___ Records

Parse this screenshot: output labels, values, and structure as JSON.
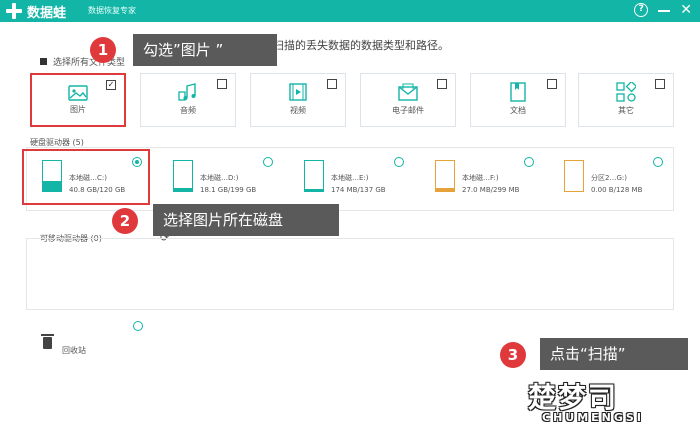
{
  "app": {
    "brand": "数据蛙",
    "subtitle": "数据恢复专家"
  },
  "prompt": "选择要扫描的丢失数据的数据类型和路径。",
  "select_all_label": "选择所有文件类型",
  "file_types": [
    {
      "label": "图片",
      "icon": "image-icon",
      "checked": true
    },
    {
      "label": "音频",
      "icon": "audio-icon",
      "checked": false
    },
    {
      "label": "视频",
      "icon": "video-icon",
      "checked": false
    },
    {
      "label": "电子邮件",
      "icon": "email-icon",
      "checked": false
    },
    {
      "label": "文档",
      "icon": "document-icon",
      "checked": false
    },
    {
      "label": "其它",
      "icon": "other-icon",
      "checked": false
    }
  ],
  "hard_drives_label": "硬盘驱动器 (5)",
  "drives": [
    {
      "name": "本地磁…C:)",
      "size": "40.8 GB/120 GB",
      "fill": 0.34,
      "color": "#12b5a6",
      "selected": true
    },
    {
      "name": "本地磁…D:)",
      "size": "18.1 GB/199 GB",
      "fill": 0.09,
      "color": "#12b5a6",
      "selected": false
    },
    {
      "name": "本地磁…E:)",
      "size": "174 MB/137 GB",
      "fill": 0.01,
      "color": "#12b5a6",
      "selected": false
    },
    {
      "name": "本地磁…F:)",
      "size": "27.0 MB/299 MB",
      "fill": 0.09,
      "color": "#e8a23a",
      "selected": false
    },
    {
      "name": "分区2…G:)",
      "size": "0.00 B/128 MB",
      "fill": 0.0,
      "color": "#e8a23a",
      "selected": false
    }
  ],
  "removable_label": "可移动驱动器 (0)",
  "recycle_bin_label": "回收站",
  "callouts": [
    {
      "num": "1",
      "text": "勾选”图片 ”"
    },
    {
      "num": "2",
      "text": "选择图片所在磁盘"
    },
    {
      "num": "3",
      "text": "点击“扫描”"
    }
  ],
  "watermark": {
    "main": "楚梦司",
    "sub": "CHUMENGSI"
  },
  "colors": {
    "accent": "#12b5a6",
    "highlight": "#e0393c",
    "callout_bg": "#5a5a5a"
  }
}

______
___ Records

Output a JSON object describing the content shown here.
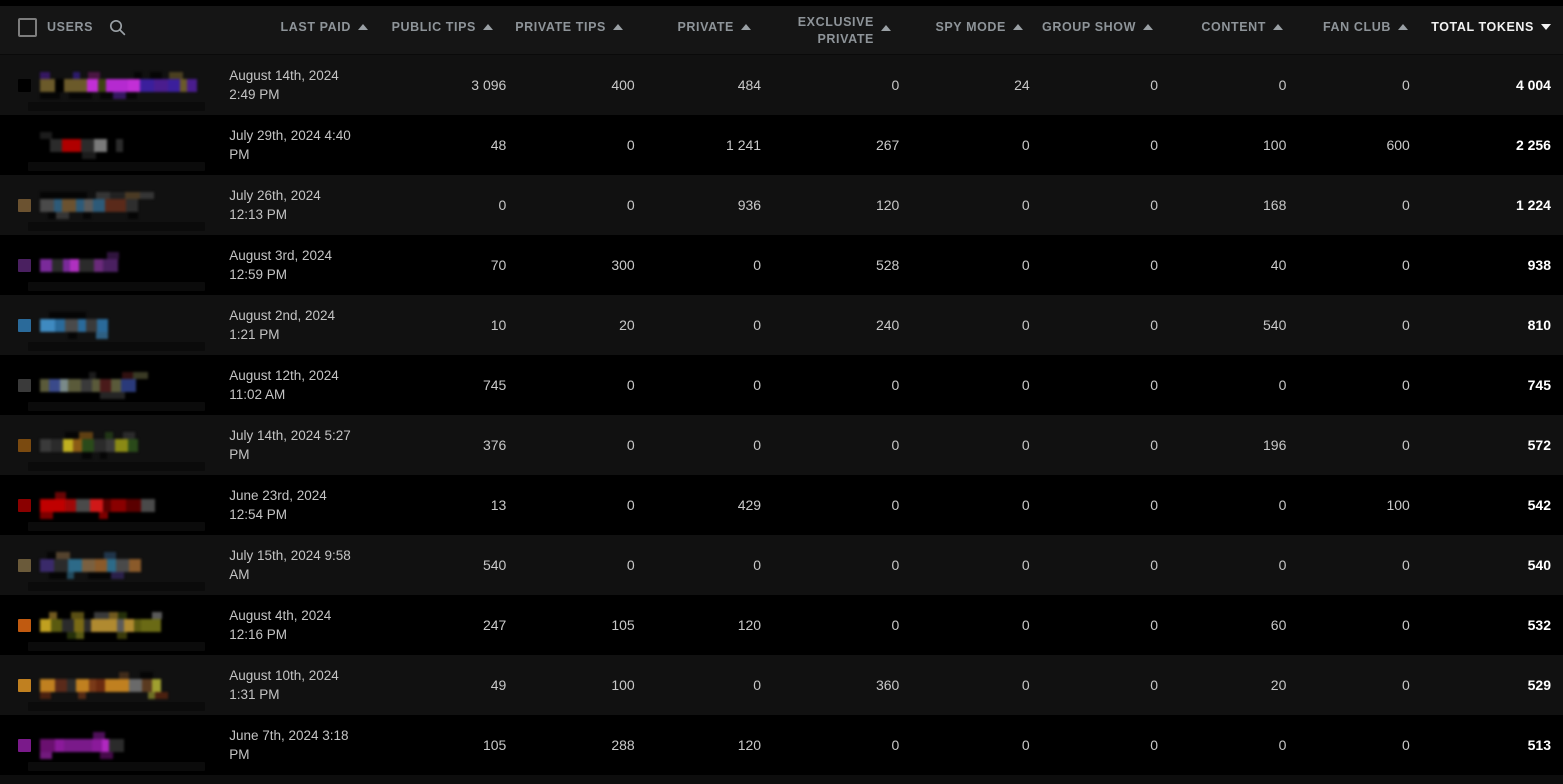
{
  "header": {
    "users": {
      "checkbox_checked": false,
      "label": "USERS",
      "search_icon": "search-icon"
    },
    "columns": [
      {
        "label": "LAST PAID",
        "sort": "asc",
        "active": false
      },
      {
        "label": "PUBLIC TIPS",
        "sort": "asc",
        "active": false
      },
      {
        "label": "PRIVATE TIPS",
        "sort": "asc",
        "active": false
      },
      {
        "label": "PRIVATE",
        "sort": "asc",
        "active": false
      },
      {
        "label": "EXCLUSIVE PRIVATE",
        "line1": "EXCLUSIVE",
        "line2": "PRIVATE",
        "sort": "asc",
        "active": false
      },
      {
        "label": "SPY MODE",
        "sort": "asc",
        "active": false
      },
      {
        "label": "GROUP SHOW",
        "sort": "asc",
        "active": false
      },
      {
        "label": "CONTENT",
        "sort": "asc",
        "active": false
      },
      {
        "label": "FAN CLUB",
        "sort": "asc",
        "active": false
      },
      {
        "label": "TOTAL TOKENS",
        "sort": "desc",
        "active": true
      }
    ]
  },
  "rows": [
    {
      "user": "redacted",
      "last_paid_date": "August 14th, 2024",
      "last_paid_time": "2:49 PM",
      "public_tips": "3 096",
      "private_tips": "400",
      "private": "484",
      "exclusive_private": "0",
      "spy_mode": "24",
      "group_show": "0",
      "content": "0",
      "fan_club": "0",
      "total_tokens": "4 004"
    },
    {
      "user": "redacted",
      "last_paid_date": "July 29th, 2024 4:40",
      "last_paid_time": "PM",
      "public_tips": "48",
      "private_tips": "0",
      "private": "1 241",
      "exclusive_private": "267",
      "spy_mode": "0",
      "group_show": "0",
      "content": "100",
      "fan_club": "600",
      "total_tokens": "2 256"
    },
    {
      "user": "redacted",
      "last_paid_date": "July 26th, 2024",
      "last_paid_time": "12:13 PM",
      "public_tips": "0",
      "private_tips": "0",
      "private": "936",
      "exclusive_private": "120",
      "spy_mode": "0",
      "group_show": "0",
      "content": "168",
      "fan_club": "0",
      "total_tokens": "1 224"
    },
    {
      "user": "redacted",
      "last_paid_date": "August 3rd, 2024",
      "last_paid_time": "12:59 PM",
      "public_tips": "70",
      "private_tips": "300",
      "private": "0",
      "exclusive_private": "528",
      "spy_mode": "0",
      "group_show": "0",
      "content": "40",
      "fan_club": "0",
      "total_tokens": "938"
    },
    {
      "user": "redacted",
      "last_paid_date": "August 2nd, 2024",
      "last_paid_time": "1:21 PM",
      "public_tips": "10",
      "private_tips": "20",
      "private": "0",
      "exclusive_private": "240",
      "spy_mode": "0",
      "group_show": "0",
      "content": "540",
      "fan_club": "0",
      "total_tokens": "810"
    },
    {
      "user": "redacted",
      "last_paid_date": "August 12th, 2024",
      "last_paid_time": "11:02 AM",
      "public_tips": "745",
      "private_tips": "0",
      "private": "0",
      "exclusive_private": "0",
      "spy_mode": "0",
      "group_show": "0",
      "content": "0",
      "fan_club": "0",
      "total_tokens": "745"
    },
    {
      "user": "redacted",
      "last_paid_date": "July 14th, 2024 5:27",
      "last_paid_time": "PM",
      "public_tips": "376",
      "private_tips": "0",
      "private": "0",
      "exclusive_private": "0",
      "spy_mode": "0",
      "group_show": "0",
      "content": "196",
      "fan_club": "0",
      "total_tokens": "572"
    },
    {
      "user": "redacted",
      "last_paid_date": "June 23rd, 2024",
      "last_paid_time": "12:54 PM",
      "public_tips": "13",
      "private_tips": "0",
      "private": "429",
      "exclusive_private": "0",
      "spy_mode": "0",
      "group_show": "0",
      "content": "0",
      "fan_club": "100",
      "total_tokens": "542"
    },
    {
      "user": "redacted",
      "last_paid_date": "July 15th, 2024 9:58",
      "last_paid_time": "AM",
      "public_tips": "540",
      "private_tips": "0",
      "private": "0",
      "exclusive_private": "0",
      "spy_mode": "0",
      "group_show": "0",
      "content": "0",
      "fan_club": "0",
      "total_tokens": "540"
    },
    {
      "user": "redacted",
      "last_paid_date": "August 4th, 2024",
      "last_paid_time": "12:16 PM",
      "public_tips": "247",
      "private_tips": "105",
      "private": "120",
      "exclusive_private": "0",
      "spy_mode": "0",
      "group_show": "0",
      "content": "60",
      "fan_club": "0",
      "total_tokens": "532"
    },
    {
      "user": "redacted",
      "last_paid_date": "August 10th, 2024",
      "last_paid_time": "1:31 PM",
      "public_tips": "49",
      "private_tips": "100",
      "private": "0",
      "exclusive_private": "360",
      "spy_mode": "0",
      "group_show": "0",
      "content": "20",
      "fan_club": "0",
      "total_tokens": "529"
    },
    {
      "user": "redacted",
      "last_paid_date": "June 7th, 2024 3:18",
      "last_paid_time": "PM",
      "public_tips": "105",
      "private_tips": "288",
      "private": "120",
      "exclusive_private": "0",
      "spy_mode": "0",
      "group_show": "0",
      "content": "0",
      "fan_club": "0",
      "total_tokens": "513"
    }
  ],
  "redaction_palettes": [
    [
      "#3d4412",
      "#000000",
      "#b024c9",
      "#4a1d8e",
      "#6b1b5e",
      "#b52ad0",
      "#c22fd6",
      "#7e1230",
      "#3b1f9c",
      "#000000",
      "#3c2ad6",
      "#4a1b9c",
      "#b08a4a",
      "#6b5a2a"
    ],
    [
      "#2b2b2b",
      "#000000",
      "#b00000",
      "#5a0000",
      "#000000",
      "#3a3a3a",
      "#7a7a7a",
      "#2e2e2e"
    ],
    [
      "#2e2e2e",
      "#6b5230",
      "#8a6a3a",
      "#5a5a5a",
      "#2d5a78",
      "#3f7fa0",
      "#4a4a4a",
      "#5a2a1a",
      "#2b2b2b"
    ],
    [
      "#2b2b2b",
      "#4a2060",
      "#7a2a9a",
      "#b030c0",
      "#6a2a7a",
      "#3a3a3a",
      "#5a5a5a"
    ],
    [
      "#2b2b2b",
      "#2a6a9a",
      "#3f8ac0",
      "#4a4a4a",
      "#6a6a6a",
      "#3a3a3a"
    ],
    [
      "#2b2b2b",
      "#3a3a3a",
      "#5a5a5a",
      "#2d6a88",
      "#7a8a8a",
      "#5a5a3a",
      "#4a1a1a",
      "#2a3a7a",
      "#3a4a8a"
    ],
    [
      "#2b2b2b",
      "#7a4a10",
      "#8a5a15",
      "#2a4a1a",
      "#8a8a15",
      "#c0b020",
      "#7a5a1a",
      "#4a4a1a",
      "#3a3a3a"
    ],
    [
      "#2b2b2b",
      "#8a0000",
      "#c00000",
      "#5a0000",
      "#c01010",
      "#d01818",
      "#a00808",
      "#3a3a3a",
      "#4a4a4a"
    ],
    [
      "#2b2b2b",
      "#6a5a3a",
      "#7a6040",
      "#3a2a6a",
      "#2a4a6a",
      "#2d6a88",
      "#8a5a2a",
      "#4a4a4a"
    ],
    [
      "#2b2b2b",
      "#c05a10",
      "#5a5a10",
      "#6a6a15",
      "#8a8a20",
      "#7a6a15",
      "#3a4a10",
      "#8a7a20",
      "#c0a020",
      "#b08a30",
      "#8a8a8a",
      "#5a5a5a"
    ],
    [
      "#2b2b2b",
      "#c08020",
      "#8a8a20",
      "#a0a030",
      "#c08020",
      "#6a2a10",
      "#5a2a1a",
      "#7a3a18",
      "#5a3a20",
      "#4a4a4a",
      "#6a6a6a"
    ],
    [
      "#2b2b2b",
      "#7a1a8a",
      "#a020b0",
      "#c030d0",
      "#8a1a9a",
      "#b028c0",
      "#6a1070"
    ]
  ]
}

______

Work to complete — Copy all lines in the listing above where the string "true" appears.

Task solution —
      "checked": true
      "selected": true
        "active": true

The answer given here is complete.